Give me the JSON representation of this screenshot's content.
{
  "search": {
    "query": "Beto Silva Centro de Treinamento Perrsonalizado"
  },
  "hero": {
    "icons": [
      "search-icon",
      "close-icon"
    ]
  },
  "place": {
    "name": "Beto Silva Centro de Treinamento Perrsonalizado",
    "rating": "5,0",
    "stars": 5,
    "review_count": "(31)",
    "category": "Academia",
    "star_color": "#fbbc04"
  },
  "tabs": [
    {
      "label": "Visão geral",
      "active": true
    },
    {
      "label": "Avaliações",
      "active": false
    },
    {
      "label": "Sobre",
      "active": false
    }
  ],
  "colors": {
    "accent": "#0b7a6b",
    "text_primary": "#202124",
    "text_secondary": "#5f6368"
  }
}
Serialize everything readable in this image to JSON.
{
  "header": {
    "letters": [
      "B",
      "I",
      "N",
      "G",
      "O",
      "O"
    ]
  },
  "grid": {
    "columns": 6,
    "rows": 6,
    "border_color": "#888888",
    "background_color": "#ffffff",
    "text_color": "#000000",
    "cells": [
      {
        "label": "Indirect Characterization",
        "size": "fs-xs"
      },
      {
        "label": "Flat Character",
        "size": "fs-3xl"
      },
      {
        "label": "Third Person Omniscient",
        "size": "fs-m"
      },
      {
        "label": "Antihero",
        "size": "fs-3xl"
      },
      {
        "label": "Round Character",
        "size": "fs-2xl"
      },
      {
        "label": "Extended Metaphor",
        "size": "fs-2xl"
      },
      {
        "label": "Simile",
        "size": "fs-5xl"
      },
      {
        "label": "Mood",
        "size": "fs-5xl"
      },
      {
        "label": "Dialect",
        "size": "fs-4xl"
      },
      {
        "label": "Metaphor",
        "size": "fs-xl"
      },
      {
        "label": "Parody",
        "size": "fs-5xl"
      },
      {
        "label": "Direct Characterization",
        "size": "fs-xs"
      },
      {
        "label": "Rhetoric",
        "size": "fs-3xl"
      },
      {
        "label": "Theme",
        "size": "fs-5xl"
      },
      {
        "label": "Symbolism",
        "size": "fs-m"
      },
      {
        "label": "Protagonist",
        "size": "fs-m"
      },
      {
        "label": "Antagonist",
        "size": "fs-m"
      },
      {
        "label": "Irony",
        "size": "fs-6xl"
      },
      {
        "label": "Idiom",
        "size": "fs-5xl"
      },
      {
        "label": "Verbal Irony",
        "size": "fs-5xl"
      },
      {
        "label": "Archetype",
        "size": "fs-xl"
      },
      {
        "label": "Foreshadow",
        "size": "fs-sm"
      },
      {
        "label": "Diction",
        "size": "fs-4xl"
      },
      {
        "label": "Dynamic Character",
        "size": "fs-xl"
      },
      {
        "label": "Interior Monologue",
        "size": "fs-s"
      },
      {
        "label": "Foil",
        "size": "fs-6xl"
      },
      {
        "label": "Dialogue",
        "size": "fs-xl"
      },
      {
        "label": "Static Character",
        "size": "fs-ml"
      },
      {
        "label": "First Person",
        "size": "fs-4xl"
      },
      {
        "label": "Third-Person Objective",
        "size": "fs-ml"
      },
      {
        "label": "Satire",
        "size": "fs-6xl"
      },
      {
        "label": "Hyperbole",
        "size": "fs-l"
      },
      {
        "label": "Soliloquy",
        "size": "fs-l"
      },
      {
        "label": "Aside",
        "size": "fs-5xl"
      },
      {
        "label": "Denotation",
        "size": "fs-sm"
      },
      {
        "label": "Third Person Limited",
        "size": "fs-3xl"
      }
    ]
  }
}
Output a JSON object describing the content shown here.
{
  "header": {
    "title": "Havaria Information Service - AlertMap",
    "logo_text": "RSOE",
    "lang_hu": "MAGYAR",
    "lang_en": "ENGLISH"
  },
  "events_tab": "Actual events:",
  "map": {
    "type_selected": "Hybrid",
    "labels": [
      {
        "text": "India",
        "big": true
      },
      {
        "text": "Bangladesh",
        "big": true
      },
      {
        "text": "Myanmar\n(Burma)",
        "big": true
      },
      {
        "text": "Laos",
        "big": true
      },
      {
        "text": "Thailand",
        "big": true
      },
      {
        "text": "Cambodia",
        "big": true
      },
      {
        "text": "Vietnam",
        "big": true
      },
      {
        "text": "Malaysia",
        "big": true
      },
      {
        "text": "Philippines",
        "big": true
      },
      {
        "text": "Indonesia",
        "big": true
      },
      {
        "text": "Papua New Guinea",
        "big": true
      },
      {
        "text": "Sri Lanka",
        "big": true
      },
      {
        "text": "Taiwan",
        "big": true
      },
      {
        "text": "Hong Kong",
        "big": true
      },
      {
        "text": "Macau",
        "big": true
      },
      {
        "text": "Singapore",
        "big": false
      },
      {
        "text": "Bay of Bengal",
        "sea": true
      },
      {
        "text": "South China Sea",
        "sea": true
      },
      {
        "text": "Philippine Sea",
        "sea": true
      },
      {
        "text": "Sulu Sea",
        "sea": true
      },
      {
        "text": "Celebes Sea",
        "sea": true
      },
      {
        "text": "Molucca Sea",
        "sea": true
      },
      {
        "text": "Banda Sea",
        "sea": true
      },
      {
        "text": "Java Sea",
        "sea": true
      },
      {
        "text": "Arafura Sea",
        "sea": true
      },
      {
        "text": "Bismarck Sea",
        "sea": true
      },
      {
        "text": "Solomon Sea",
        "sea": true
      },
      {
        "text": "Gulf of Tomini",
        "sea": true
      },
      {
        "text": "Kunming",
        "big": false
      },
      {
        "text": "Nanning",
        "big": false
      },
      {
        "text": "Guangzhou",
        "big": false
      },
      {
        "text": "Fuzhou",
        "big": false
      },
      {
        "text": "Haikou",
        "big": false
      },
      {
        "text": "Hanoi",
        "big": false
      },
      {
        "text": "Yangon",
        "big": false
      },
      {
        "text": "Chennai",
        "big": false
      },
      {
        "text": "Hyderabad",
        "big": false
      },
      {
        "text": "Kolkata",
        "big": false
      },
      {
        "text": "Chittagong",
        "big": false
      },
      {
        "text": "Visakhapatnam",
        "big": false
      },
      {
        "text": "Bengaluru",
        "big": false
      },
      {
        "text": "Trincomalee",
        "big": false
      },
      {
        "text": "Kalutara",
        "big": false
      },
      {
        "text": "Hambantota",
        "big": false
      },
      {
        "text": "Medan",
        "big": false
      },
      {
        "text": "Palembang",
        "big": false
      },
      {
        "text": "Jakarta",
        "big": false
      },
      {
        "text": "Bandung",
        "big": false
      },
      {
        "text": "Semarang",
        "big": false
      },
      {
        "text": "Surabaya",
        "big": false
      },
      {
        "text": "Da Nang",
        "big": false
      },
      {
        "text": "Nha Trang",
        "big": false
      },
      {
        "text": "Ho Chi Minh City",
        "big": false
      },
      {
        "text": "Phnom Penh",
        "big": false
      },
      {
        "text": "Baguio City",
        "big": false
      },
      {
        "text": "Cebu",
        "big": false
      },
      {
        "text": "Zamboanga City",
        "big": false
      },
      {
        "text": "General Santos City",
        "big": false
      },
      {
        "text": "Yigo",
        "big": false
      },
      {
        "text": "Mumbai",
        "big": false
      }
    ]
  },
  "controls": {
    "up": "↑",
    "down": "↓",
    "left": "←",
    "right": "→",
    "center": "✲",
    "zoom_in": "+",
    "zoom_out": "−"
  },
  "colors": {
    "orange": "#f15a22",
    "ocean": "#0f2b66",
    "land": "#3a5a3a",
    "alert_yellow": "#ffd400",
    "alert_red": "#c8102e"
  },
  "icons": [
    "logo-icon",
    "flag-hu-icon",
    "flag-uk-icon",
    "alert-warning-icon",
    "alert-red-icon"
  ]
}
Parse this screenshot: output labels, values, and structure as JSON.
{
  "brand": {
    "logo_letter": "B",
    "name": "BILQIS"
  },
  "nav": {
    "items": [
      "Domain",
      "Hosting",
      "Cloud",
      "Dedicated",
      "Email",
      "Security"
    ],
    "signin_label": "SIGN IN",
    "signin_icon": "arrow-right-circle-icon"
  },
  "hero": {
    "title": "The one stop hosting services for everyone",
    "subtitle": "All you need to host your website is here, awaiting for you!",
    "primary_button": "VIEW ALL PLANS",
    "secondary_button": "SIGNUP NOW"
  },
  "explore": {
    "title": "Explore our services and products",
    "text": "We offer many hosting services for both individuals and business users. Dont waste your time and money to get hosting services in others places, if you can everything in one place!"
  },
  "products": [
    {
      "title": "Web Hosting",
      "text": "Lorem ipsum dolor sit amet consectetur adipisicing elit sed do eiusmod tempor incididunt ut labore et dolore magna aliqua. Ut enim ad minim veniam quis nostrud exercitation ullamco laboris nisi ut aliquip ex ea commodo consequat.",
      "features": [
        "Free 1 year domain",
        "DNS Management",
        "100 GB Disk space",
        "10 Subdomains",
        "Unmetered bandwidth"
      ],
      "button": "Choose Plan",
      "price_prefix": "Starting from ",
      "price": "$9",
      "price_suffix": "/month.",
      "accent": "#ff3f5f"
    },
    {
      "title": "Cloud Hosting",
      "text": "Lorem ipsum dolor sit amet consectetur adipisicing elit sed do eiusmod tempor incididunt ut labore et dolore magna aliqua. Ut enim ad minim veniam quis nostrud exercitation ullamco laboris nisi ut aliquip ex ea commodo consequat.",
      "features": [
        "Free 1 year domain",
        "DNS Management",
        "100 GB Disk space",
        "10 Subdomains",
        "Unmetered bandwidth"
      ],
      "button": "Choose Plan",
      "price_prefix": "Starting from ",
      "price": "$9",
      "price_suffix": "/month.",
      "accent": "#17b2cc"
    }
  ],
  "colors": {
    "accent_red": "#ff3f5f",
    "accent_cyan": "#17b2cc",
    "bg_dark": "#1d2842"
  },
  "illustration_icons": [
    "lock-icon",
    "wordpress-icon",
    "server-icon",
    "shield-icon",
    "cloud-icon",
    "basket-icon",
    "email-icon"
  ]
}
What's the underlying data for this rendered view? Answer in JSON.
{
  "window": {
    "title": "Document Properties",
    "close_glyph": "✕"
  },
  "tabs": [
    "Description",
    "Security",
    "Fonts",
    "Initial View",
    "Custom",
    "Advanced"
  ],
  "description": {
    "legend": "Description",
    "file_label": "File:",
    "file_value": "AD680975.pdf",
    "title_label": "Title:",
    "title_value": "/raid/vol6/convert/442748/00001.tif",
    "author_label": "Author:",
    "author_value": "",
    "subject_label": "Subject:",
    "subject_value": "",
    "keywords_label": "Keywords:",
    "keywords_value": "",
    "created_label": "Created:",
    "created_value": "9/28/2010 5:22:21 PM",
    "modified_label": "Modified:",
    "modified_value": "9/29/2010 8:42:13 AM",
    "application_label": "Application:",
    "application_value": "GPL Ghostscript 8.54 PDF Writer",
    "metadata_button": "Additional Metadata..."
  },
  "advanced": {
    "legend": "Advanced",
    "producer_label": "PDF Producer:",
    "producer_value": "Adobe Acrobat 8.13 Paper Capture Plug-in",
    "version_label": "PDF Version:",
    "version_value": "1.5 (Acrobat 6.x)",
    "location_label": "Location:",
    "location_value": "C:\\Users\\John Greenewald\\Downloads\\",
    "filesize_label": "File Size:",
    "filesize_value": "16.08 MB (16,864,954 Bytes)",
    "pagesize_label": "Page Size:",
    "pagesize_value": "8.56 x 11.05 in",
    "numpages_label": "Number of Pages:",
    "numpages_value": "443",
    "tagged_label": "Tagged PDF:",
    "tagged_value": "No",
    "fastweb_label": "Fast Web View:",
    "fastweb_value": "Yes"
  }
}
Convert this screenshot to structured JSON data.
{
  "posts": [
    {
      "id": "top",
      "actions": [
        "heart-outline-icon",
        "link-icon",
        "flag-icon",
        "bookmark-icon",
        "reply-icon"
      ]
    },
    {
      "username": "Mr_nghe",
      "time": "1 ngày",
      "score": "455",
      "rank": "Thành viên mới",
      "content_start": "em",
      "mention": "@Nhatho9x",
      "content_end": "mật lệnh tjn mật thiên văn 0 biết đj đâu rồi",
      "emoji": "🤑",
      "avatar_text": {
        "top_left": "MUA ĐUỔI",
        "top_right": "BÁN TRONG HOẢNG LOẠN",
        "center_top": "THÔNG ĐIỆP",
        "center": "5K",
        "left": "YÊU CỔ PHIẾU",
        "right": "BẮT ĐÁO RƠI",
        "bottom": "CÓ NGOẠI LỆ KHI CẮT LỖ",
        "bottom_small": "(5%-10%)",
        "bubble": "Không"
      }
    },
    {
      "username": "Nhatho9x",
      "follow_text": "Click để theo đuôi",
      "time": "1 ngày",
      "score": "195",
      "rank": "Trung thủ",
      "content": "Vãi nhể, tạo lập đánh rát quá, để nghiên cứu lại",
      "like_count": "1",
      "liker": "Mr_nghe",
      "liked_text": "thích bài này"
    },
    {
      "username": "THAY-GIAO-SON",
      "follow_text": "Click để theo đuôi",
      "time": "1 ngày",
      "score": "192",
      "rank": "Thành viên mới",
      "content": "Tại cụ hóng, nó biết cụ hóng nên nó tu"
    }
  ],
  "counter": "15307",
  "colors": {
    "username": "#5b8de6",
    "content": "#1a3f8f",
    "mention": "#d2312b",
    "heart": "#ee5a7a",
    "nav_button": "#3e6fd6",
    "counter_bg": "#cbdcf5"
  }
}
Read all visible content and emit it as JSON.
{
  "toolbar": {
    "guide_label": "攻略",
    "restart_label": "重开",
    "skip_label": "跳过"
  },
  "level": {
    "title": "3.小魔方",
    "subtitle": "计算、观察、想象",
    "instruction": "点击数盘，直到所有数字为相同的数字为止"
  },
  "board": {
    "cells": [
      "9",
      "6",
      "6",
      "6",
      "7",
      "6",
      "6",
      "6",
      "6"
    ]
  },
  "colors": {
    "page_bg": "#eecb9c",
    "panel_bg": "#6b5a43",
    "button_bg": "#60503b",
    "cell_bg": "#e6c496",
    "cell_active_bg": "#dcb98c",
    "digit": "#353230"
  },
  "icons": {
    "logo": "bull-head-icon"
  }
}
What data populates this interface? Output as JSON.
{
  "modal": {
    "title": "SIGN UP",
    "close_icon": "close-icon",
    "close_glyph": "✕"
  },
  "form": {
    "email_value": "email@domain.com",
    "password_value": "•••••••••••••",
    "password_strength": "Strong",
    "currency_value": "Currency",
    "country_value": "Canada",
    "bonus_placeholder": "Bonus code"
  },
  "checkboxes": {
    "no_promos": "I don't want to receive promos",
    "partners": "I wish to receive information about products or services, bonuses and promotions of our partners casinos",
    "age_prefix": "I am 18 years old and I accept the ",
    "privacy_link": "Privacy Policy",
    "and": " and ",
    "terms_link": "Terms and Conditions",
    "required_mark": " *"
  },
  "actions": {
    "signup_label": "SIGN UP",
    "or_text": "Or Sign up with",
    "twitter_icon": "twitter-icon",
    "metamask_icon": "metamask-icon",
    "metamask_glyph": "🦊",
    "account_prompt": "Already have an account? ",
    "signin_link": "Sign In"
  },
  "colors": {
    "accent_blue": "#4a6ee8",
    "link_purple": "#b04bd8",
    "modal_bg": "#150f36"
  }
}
++++++++++++++++++++
EXERCISE DESCRIPTION
In the entries above, locate every line with the word "Treinamento" and copy it.

SOLUTION BELOW
    "query": "Beto Silva Centro de Treinamento Perrsonalizado"
    "name": "Beto Silva Centro de Treinamento Perrsonalizado",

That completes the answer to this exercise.